▸ **Supplied records**

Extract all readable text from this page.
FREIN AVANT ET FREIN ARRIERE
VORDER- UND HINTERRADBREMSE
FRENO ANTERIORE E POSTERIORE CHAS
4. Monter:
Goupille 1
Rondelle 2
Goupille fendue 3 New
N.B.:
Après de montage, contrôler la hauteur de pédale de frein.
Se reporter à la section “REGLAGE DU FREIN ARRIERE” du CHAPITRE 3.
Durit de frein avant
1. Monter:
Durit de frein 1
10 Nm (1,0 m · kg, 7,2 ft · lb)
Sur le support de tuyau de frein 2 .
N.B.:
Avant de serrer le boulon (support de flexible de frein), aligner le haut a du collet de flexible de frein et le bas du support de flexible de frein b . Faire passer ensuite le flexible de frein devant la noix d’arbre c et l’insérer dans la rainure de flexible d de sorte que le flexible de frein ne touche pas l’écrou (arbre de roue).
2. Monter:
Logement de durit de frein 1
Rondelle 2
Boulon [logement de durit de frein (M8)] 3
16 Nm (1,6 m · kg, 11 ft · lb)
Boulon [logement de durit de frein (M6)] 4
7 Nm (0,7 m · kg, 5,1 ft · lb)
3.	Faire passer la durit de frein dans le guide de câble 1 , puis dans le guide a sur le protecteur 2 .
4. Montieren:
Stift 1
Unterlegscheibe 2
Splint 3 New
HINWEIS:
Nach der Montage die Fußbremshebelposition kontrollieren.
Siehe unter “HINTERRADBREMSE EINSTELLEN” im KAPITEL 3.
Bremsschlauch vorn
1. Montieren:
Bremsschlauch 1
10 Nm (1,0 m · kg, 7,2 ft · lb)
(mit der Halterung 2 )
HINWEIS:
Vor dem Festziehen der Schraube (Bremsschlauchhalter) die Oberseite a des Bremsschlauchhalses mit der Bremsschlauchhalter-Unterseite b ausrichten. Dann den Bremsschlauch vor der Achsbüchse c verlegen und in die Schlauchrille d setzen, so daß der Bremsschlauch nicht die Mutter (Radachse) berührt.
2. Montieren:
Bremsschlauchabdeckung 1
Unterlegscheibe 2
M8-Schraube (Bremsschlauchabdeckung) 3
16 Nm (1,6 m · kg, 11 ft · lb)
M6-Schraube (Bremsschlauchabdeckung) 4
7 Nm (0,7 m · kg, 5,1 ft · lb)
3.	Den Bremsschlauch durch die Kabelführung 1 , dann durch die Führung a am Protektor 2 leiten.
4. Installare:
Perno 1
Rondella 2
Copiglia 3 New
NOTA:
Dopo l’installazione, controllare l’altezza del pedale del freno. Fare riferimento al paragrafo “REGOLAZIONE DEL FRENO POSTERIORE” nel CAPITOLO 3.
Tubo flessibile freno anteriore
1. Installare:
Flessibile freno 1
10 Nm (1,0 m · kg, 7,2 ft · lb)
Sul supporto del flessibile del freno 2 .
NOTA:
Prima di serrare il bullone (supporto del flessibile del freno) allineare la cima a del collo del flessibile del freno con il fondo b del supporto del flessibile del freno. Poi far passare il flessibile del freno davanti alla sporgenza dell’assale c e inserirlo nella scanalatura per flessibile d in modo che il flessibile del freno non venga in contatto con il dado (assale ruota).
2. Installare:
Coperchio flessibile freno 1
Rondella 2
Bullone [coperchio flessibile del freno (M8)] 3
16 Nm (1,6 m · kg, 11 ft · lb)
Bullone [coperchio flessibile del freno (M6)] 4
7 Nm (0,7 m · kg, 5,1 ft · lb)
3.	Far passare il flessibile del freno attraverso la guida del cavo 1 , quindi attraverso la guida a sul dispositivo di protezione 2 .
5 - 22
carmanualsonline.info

--

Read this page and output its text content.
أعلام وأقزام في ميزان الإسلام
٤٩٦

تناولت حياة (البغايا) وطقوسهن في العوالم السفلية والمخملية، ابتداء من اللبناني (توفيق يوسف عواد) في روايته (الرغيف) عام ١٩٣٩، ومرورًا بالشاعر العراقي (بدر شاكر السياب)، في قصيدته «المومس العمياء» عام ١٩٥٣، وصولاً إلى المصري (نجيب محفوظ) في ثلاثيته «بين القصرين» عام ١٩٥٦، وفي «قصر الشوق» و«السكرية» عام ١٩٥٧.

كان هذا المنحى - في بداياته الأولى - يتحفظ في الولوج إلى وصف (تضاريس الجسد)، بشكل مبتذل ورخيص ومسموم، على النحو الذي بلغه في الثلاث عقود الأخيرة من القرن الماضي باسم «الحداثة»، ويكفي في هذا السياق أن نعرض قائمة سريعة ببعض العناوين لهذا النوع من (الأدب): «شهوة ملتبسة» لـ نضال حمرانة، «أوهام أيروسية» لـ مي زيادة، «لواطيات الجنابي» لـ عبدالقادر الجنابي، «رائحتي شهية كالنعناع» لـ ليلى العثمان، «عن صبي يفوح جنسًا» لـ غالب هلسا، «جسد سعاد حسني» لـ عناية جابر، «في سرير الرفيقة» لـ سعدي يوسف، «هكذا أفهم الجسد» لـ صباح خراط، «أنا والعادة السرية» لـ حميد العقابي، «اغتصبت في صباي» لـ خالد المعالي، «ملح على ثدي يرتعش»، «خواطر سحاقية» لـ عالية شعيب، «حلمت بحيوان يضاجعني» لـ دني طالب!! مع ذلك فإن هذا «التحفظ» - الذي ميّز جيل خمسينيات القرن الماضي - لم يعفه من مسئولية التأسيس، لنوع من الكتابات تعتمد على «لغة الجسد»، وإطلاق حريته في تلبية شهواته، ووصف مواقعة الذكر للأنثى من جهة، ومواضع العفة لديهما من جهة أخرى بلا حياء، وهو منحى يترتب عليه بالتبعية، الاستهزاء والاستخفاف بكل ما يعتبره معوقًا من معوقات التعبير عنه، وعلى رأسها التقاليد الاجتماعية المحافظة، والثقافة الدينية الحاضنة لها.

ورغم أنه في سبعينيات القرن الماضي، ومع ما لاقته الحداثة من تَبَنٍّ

---

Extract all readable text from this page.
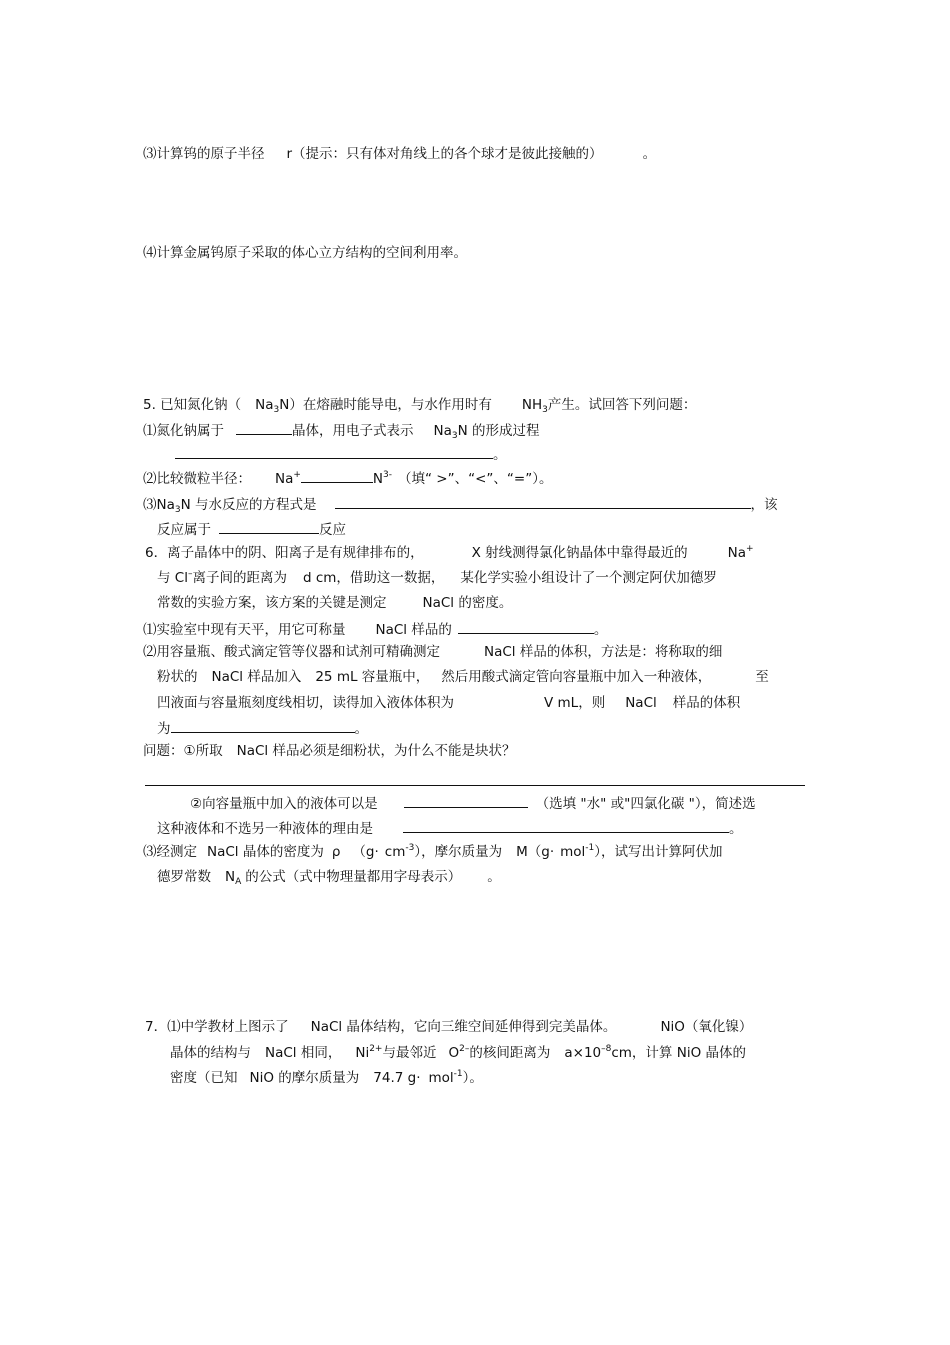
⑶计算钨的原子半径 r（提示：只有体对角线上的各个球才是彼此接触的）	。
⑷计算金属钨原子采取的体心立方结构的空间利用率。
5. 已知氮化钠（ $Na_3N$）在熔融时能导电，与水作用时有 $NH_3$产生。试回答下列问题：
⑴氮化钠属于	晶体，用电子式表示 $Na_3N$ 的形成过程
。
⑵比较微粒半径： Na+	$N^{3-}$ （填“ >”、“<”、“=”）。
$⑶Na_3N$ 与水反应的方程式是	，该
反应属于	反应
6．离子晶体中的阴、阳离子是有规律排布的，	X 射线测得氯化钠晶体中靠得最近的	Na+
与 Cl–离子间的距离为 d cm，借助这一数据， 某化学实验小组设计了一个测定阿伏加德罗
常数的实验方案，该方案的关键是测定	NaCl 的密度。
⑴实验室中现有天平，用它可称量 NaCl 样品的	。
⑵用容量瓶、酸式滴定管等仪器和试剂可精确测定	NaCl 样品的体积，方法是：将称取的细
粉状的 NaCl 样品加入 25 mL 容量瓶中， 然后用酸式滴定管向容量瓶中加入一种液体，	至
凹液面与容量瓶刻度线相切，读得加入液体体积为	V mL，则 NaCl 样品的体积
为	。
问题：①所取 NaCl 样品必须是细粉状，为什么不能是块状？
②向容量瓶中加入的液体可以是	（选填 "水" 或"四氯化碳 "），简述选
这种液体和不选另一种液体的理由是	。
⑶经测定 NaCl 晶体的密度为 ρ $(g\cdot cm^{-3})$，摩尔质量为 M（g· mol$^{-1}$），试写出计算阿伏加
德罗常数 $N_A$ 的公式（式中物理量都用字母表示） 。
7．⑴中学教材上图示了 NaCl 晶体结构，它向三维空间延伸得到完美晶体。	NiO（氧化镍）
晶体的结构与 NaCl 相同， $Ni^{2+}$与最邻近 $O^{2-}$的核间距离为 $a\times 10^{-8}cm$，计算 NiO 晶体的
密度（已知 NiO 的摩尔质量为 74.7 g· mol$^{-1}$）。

▸ **Exercise details**
Extract every line that has the string "passare" in it.

▸ **Solution below**
Prima di serrare il bullone (supporto del flessibile del freno) allineare la cima a del collo del flessibile del freno con il fondo b del supporto del flessibile del freno. Poi far passare il flessibile del freno davanti alla sporgenza dell’assale c e inserirlo nella scanalatura per flessibile d in modo che il flessibile del freno non venga in contatto con il dado (assale ruota).
3.	Far passare il flessibile del freno attraverso la guida del cavo 1 , quindi attraverso la guida a sul dispositivo di protezione 2 .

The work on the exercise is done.